Retype the whole listing below, character for character.

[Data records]
══════════

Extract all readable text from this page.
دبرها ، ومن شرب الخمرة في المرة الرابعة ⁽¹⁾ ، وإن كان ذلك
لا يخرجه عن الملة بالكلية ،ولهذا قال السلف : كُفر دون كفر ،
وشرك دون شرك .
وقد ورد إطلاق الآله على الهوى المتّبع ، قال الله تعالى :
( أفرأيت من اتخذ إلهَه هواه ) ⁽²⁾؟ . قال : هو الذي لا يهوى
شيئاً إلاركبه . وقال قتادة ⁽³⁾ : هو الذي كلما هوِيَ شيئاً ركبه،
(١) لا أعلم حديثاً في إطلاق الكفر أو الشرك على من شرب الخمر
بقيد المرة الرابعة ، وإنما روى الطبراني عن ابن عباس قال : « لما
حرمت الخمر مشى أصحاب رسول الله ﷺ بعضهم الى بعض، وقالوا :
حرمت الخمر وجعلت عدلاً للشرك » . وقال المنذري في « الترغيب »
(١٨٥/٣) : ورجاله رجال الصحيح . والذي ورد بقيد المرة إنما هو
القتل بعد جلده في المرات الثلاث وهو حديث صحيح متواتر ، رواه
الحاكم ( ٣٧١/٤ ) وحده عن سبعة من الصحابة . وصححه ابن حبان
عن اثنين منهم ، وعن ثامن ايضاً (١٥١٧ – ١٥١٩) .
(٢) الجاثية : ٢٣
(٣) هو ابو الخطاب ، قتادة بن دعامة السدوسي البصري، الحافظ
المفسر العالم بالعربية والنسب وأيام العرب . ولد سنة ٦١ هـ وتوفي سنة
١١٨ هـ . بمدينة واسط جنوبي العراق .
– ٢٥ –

══════════

FULL SOLUTION –
Extract all readable text from this page.
دبرها ، ومن شرب الخمرة في المرة الرابعة ⁽¹⁾ ، وإن كان ذلك
لا يخرجه عن الملة بالكلية ،ولهذا قال السلف : كُفر دون كفر ،
وشرك دون شرك .
وقد ورد إطلاق الآله على الهوى المتّبع ، قال الله تعالى :
( أفرأيت من اتخذ إلهَه هواه ) ⁽²⁾؟ . قال : هو الذي لا يهوى
شيئاً إلاركبه . وقال قتادة ⁽³⁾ : هو الذي كلما هوِيَ شيئاً ركبه،
(١) لا أعلم حديثاً في إطلاق الكفر أو الشرك على من شرب الخمر
بقيد المرة الرابعة ، وإنما روى الطبراني عن ابن عباس قال : « لما
حرمت الخمر مشى أصحاب رسول الله ﷺ بعضهم الى بعض، وقالوا :
حرمت الخمر وجعلت عدلاً للشرك » . وقال المنذري في « الترغيب »
(١٨٥/٣) : ورجاله رجال الصحيح . والذي ورد بقيد المرة إنما هو
القتل بعد جلده في المرات الثلاث وهو حديث صحيح متواتر ، رواه
الحاكم ( ٣٧١/٤ ) وحده عن سبعة من الصحابة . وصححه ابن حبان
عن اثنين منهم ، وعن ثامن ايضاً (١٥١٧ – ١٥١٩) .
(٢) الجاثية : ٢٣
(٣) هو ابو الخطاب ، قتادة بن دعامة السدوسي البصري، الحافظ
المفسر العالم بالعربية والنسب وأيام العرب . ولد سنة ٦١ هـ وتوفي سنة
١١٨ هـ . بمدينة واسط جنوبي العراق .
– ٢٥ –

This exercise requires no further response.